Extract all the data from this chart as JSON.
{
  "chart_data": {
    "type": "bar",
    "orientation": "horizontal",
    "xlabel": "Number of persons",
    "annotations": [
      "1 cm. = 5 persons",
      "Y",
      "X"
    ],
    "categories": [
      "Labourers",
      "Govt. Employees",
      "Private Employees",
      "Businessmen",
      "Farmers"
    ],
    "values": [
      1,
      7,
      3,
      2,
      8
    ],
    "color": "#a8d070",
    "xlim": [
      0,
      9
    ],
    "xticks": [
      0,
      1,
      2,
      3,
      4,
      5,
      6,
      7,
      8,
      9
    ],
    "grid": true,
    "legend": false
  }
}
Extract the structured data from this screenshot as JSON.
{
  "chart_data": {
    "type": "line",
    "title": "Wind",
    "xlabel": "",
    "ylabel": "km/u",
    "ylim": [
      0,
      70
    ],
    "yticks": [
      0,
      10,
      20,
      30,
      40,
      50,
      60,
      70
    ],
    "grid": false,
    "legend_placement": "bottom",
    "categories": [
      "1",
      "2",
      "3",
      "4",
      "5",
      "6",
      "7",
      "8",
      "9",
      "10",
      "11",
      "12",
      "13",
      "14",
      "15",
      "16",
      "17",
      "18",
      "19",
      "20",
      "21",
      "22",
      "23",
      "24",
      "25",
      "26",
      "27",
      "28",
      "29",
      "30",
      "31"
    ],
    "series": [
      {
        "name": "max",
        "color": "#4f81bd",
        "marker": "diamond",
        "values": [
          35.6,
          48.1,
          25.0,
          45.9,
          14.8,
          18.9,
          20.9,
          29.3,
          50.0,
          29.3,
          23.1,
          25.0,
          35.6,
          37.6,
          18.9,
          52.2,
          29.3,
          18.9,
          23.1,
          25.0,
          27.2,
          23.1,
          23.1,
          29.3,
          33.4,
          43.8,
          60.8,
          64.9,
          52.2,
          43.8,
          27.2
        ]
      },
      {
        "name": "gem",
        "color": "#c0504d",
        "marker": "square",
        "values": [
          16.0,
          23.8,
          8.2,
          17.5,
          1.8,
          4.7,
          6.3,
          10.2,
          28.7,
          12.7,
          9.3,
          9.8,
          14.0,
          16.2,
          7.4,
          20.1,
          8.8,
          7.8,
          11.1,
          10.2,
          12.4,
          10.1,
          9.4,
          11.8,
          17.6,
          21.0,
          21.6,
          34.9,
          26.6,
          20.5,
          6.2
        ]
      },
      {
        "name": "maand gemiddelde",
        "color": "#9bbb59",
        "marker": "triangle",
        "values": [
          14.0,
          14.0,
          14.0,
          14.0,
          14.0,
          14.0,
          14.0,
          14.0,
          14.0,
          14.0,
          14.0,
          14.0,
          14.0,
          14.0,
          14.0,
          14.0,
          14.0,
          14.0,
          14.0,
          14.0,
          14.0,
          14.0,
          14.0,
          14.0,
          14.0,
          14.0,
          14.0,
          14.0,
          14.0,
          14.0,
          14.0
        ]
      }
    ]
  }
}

■ ■ ■ ■

* Exercise directions
Transcribe all of the lines in the records precisely.

* Answer in full
Extract all the data from this chart as JSON.
{
  "chart_data": {
    "type": "bar",
    "orientation": "horizontal",
    "xlabel": "Number of persons",
    "annotations": [
      "1 cm. = 5 persons",
      "Y",
      "X"
    ],
    "categories": [
      "Labourers",
      "Govt. Employees",
      "Private Employees",
      "Businessmen",
      "Farmers"
    ],
    "values": [
      1,
      7,
      3,
      2,
      8
    ],
    "color": "#a8d070",
    "xlim": [
      0,
      9
    ],
    "xticks": [
      0,
      1,
      2,
      3,
      4,
      5,
      6,
      7,
      8,
      9
    ],
    "grid": true,
    "legend": false
  }
}
Extract the structured data from this screenshot as JSON.
{
  "chart_data": {
    "type": "line",
    "title": "Wind",
    "xlabel": "",
    "ylabel": "km/u",
    "ylim": [
      0,
      70
    ],
    "yticks": [
      0,
      10,
      20,
      30,
      40,
      50,
      60,
      70
    ],
    "grid": false,
    "legend_placement": "bottom",
    "categories": [
      "1",
      "2",
      "3",
      "4",
      "5",
      "6",
      "7",
      "8",
      "9",
      "10",
      "11",
      "12",
      "13",
      "14",
      "15",
      "16",
      "17",
      "18",
      "19",
      "20",
      "21",
      "22",
      "23",
      "24",
      "25",
      "26",
      "27",
      "28",
      "29",
      "30",
      "31"
    ],
    "series": [
      {
        "name": "max",
        "color": "#4f81bd",
        "marker": "diamond",
        "values": [
          35.6,
          48.1,
          25.0,
          45.9,
          14.8,
          18.9,
          20.9,
          29.3,
          50.0,
          29.3,
          23.1,
          25.0,
          35.6,
          37.6,
          18.9,
          52.2,
          29.3,
          18.9,
          23.1,
          25.0,
          27.2,
          23.1,
          23.1,
          29.3,
          33.4,
          43.8,
          60.8,
          64.9,
          52.2,
          43.8,
          27.2
        ]
      },
      {
        "name": "gem",
        "color": "#c0504d",
        "marker": "square",
        "values": [
          16.0,
          23.8,
          8.2,
          17.5,
          1.8,
          4.7,
          6.3,
          10.2,
          28.7,
          12.7,
          9.3,
          9.8,
          14.0,
          16.2,
          7.4,
          20.1,
          8.8,
          7.8,
          11.1,
          10.2,
          12.4,
          10.1,
          9.4,
          11.8,
          17.6,
          21.0,
          21.6,
          34.9,
          26.6,
          20.5,
          6.2
        ]
      },
      {
        "name": "maand gemiddelde",
        "color": "#9bbb59",
        "marker": "triangle",
        "values": [
          14.0,
          14.0,
          14.0,
          14.0,
          14.0,
          14.0,
          14.0,
          14.0,
          14.0,
          14.0,
          14.0,
          14.0,
          14.0,
          14.0,
          14.0,
          14.0,
          14.0,
          14.0,
          14.0,
          14.0,
          14.0,
          14.0,
          14.0,
          14.0,
          14.0,
          14.0,
          14.0,
          14.0,
          14.0,
          14.0,
          14.0
        ]
      }
    ]
  }
}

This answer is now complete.